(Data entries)
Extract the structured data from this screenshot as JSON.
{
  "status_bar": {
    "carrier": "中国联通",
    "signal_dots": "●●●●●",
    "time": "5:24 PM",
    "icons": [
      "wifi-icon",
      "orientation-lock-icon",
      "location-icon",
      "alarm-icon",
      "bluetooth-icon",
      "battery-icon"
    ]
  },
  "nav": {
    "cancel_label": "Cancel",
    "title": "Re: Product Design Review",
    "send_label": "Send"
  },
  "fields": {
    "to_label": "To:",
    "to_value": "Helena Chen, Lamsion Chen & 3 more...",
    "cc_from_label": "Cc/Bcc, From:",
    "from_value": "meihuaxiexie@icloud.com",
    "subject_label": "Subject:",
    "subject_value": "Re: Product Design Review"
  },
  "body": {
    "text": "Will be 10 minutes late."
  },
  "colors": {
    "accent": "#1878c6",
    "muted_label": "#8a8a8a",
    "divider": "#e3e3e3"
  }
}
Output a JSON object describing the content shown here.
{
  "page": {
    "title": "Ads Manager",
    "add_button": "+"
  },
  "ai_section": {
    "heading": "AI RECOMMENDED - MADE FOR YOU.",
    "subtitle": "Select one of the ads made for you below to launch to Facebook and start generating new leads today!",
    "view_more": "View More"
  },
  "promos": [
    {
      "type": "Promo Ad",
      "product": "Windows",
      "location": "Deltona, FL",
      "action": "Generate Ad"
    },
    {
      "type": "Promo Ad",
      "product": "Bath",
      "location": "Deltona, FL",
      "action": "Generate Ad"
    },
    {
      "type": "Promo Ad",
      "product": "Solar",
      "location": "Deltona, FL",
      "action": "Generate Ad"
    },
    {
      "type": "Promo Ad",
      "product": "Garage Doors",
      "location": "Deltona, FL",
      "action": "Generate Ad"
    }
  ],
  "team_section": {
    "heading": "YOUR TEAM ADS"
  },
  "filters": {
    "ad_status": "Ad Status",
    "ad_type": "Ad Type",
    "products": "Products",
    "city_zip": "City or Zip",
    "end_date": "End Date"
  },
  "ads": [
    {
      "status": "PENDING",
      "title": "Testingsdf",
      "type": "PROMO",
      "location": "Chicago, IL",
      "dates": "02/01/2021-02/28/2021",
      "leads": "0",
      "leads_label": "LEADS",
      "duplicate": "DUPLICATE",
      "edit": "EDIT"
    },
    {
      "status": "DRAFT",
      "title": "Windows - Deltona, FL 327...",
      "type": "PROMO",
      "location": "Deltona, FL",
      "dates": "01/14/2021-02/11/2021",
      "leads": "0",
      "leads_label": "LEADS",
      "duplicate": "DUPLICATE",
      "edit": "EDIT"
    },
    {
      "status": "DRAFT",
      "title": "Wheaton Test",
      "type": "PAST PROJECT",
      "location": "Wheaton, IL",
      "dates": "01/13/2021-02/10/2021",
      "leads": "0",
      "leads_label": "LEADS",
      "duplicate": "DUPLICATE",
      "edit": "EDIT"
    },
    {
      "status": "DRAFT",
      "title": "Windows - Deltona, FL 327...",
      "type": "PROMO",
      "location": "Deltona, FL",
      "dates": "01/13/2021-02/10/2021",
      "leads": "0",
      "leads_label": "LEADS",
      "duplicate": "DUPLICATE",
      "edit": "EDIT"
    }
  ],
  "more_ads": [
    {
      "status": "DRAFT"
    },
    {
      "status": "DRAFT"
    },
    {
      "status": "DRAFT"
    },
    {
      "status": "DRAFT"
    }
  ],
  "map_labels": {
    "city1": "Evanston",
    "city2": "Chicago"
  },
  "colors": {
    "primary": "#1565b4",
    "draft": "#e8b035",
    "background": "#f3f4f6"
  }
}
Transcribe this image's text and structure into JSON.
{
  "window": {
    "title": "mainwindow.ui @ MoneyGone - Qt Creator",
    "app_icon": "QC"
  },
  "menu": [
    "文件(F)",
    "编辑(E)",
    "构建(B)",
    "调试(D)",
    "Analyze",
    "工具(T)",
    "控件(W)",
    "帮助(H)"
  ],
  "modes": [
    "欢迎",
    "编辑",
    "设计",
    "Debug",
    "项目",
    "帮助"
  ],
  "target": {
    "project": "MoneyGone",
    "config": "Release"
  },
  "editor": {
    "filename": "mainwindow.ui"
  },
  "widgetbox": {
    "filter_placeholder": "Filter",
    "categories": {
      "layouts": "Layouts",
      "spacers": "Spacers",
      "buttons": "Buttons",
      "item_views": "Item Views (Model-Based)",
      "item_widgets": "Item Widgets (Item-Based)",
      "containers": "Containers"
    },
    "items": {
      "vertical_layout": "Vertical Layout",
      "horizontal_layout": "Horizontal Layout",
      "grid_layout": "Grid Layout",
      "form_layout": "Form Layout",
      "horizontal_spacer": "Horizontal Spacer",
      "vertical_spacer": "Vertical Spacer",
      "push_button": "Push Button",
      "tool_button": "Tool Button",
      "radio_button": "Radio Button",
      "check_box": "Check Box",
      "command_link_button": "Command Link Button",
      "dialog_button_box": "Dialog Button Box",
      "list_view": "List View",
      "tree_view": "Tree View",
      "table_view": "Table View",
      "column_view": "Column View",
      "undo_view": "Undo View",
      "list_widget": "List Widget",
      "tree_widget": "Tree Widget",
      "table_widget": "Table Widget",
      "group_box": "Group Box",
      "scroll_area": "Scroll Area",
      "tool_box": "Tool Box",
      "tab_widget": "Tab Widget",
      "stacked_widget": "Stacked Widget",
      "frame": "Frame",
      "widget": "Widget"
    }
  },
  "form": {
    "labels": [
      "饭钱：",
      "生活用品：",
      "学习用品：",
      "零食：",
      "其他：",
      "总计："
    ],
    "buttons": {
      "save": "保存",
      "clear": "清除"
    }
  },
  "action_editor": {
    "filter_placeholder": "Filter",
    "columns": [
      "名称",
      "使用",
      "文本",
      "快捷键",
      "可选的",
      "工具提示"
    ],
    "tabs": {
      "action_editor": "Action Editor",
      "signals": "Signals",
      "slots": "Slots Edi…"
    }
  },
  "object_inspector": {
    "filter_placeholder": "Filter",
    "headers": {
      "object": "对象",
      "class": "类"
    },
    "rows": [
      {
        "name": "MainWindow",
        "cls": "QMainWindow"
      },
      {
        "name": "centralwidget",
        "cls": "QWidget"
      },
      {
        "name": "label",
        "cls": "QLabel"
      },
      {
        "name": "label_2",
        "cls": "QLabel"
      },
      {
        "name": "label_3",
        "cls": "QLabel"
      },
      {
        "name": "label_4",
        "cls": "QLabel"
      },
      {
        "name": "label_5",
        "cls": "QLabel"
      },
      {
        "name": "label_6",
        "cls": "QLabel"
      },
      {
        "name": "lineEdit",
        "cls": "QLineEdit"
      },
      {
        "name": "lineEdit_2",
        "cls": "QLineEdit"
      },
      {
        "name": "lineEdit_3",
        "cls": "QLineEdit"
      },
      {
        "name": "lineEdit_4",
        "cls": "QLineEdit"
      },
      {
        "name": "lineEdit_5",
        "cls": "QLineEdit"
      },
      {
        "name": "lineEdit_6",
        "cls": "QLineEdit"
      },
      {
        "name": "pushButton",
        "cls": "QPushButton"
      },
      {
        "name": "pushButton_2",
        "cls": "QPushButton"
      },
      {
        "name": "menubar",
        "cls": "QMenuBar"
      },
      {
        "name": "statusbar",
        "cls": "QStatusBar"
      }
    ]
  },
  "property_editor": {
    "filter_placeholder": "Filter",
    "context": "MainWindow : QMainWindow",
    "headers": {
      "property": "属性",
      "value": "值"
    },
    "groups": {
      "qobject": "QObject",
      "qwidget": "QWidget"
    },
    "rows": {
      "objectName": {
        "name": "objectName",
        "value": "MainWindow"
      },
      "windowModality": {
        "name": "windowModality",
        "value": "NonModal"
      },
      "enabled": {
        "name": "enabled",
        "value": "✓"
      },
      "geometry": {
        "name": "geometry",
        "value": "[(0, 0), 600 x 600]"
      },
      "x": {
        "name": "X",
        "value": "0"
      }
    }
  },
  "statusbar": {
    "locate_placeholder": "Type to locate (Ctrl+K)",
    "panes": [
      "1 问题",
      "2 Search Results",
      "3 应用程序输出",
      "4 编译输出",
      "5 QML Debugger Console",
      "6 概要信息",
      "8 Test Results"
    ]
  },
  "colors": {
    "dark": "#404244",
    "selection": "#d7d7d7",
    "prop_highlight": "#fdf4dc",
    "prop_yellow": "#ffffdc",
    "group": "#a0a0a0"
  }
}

**Requirement**.
Respond with nothing but the number of lines in the entries that contain the string "MoneyGone".

**Expected answer**.
2